## Directions for this task
Restate the entries below verbatim.
◆ ◆ ◆ ◆ ◆ ◆ ◆
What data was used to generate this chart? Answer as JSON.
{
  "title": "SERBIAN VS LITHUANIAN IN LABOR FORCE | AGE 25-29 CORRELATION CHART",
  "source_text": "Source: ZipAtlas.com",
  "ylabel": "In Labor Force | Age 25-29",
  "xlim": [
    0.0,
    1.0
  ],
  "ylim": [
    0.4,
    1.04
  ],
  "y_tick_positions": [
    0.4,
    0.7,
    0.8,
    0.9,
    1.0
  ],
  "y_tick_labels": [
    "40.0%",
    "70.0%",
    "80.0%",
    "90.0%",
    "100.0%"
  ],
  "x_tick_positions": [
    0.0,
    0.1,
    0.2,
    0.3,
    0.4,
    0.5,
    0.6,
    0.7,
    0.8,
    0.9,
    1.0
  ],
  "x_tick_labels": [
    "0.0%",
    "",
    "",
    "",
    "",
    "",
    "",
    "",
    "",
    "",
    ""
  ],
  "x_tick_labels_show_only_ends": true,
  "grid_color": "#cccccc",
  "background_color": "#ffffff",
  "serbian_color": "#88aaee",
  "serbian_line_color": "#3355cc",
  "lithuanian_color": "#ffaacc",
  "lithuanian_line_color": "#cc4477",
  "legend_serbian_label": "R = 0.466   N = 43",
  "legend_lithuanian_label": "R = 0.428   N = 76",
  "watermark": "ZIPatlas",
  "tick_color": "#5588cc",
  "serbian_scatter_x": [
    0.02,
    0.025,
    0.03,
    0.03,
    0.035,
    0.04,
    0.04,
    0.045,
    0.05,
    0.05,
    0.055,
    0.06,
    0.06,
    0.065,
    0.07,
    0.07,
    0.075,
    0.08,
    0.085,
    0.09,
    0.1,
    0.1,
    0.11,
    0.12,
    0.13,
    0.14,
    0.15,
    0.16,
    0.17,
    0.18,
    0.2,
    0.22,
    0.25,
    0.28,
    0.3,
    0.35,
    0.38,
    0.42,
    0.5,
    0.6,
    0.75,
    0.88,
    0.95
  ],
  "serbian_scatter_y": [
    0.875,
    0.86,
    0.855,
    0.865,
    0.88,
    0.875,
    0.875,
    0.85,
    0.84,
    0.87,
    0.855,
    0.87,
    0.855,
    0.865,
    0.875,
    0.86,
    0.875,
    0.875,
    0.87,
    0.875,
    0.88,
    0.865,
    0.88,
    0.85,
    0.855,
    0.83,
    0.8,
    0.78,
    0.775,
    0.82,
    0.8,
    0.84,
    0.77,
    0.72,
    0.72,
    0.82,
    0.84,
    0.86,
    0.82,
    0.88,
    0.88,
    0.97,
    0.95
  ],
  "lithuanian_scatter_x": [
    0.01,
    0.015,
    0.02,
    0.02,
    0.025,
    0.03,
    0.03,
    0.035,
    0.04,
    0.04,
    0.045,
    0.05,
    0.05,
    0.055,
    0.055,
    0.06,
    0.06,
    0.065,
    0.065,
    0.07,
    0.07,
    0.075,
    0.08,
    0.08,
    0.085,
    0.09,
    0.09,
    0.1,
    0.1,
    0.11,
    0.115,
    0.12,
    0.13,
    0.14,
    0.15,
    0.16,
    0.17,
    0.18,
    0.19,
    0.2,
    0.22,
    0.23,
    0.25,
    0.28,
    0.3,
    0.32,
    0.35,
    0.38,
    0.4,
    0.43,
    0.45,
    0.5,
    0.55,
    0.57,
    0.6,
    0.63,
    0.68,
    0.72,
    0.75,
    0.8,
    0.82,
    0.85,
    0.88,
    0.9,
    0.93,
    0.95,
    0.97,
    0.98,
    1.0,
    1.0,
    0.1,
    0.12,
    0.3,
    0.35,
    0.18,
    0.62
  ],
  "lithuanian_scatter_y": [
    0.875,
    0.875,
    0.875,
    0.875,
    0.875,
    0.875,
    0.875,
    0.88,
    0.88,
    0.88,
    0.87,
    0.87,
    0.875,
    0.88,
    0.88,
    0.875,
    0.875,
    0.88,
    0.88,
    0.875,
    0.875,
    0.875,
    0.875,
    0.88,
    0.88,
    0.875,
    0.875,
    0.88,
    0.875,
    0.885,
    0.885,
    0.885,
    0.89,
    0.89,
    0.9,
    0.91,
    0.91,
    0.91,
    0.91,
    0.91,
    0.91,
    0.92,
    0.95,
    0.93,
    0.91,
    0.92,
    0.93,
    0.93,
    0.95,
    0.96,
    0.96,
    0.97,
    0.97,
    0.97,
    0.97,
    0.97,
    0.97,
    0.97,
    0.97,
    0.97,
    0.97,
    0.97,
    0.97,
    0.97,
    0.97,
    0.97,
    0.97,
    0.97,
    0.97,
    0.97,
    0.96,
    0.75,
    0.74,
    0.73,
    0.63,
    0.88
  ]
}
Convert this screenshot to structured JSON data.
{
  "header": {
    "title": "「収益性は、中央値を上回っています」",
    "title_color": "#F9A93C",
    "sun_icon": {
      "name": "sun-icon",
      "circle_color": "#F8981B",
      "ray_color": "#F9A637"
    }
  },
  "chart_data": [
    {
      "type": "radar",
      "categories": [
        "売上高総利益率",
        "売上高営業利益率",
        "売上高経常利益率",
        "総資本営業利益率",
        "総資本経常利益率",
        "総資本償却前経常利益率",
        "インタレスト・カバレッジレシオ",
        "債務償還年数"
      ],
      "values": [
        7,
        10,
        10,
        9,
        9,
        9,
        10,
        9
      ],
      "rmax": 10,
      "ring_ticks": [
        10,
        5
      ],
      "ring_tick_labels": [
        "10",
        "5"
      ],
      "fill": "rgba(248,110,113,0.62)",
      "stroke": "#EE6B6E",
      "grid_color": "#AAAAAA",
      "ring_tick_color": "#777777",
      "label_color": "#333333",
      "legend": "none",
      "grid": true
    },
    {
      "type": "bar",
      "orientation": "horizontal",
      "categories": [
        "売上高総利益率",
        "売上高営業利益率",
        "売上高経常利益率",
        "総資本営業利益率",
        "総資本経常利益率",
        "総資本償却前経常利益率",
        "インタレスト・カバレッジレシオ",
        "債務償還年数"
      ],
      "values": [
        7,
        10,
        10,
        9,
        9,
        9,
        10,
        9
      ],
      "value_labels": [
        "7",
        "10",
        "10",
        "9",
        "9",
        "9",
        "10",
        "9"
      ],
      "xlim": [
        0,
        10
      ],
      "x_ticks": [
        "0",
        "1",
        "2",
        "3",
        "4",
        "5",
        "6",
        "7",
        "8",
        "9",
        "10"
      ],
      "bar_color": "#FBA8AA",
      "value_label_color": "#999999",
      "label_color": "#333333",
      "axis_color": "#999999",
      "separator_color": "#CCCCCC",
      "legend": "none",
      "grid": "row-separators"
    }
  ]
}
◆ ◆ ◆ ◆ ◆ ◆ ◆
## Task output
What data was used to generate this chart? Answer as JSON.
{
  "title": "SERBIAN VS LITHUANIAN IN LABOR FORCE | AGE 25-29 CORRELATION CHART",
  "source_text": "Source: ZipAtlas.com",
  "ylabel": "In Labor Force | Age 25-29",
  "xlim": [
    0.0,
    1.0
  ],
  "ylim": [
    0.4,
    1.04
  ],
  "y_tick_positions": [
    0.4,
    0.7,
    0.8,
    0.9,
    1.0
  ],
  "y_tick_labels": [
    "40.0%",
    "70.0%",
    "80.0%",
    "90.0%",
    "100.0%"
  ],
  "x_tick_positions": [
    0.0,
    0.1,
    0.2,
    0.3,
    0.4,
    0.5,
    0.6,
    0.7,
    0.8,
    0.9,
    1.0
  ],
  "x_tick_labels": [
    "0.0%",
    "",
    "",
    "",
    "",
    "",
    "",
    "",
    "",
    "",
    ""
  ],
  "x_tick_labels_show_only_ends": true,
  "grid_color": "#cccccc",
  "background_color": "#ffffff",
  "serbian_color": "#88aaee",
  "serbian_line_color": "#3355cc",
  "lithuanian_color": "#ffaacc",
  "lithuanian_line_color": "#cc4477",
  "legend_serbian_label": "R = 0.466   N = 43",
  "legend_lithuanian_label": "R = 0.428   N = 76",
  "watermark": "ZIPatlas",
  "tick_color": "#5588cc",
  "serbian_scatter_x": [
    0.02,
    0.025,
    0.03,
    0.03,
    0.035,
    0.04,
    0.04,
    0.045,
    0.05,
    0.05,
    0.055,
    0.06,
    0.06,
    0.065,
    0.07,
    0.07,
    0.075,
    0.08,
    0.085,
    0.09,
    0.1,
    0.1,
    0.11,
    0.12,
    0.13,
    0.14,
    0.15,
    0.16,
    0.17,
    0.18,
    0.2,
    0.22,
    0.25,
    0.28,
    0.3,
    0.35,
    0.38,
    0.42,
    0.5,
    0.6,
    0.75,
    0.88,
    0.95
  ],
  "serbian_scatter_y": [
    0.875,
    0.86,
    0.855,
    0.865,
    0.88,
    0.875,
    0.875,
    0.85,
    0.84,
    0.87,
    0.855,
    0.87,
    0.855,
    0.865,
    0.875,
    0.86,
    0.875,
    0.875,
    0.87,
    0.875,
    0.88,
    0.865,
    0.88,
    0.85,
    0.855,
    0.83,
    0.8,
    0.78,
    0.775,
    0.82,
    0.8,
    0.84,
    0.77,
    0.72,
    0.72,
    0.82,
    0.84,
    0.86,
    0.82,
    0.88,
    0.88,
    0.97,
    0.95
  ],
  "lithuanian_scatter_x": [
    0.01,
    0.015,
    0.02,
    0.02,
    0.025,
    0.03,
    0.03,
    0.035,
    0.04,
    0.04,
    0.045,
    0.05,
    0.05,
    0.055,
    0.055,
    0.06,
    0.06,
    0.065,
    0.065,
    0.07,
    0.07,
    0.075,
    0.08,
    0.08,
    0.085,
    0.09,
    0.09,
    0.1,
    0.1,
    0.11,
    0.115,
    0.12,
    0.13,
    0.14,
    0.15,
    0.16,
    0.17,
    0.18,
    0.19,
    0.2,
    0.22,
    0.23,
    0.25,
    0.28,
    0.3,
    0.32,
    0.35,
    0.38,
    0.4,
    0.43,
    0.45,
    0.5,
    0.55,
    0.57,
    0.6,
    0.63,
    0.68,
    0.72,
    0.75,
    0.8,
    0.82,
    0.85,
    0.88,
    0.9,
    0.93,
    0.95,
    0.97,
    0.98,
    1.0,
    1.0,
    0.1,
    0.12,
    0.3,
    0.35,
    0.18,
    0.62
  ],
  "lithuanian_scatter_y": [
    0.875,
    0.875,
    0.875,
    0.875,
    0.875,
    0.875,
    0.875,
    0.88,
    0.88,
    0.88,
    0.87,
    0.87,
    0.875,
    0.88,
    0.88,
    0.875,
    0.875,
    0.88,
    0.88,
    0.875,
    0.875,
    0.875,
    0.875,
    0.88,
    0.88,
    0.875,
    0.875,
    0.88,
    0.875,
    0.885,
    0.885,
    0.885,
    0.89,
    0.89,
    0.9,
    0.91,
    0.91,
    0.91,
    0.91,
    0.91,
    0.91,
    0.92,
    0.95,
    0.93,
    0.91,
    0.92,
    0.93,
    0.93,
    0.95,
    0.96,
    0.96,
    0.97,
    0.97,
    0.97,
    0.97,
    0.97,
    0.97,
    0.97,
    0.97,
    0.97,
    0.97,
    0.97,
    0.97,
    0.97,
    0.97,
    0.97,
    0.97,
    0.97,
    0.97,
    0.97,
    0.96,
    0.75,
    0.74,
    0.73,
    0.63,
    0.88
  ]
}
Convert this screenshot to structured JSON data.
{
  "header": {
    "title": "「収益性は、中央値を上回っています」",
    "title_color": "#F9A93C",
    "sun_icon": {
      "name": "sun-icon",
      "circle_color": "#F8981B",
      "ray_color": "#F9A637"
    }
  },
  "chart_data": [
    {
      "type": "radar",
      "categories": [
        "売上高総利益率",
        "売上高営業利益率",
        "売上高経常利益率",
        "総資本営業利益率",
        "総資本経常利益率",
        "総資本償却前経常利益率",
        "インタレスト・カバレッジレシオ",
        "債務償還年数"
      ],
      "values": [
        7,
        10,
        10,
        9,
        9,
        9,
        10,
        9
      ],
      "rmax": 10,
      "ring_ticks": [
        10,
        5
      ],
      "ring_tick_labels": [
        "10",
        "5"
      ],
      "fill": "rgba(248,110,113,0.62)",
      "stroke": "#EE6B6E",
      "grid_color": "#AAAAAA",
      "ring_tick_color": "#777777",
      "label_color": "#333333",
      "legend": "none",
      "grid": true
    },
    {
      "type": "bar",
      "orientation": "horizontal",
      "categories": [
        "売上高総利益率",
        "売上高営業利益率",
        "売上高経常利益率",
        "総資本営業利益率",
        "総資本経常利益率",
        "総資本償却前経常利益率",
        "インタレスト・カバレッジレシオ",
        "債務償還年数"
      ],
      "values": [
        7,
        10,
        10,
        9,
        9,
        9,
        10,
        9
      ],
      "value_labels": [
        "7",
        "10",
        "10",
        "9",
        "9",
        "9",
        "10",
        "9"
      ],
      "xlim": [
        0,
        10
      ],
      "x_ticks": [
        "0",
        "1",
        "2",
        "3",
        "4",
        "5",
        "6",
        "7",
        "8",
        "9",
        "10"
      ],
      "bar_color": "#FBA8AA",
      "value_label_color": "#999999",
      "label_color": "#333333",
      "axis_color": "#999999",
      "separator_color": "#CCCCCC",
      "legend": "none",
      "grid": "row-separators"
    }
  ]
}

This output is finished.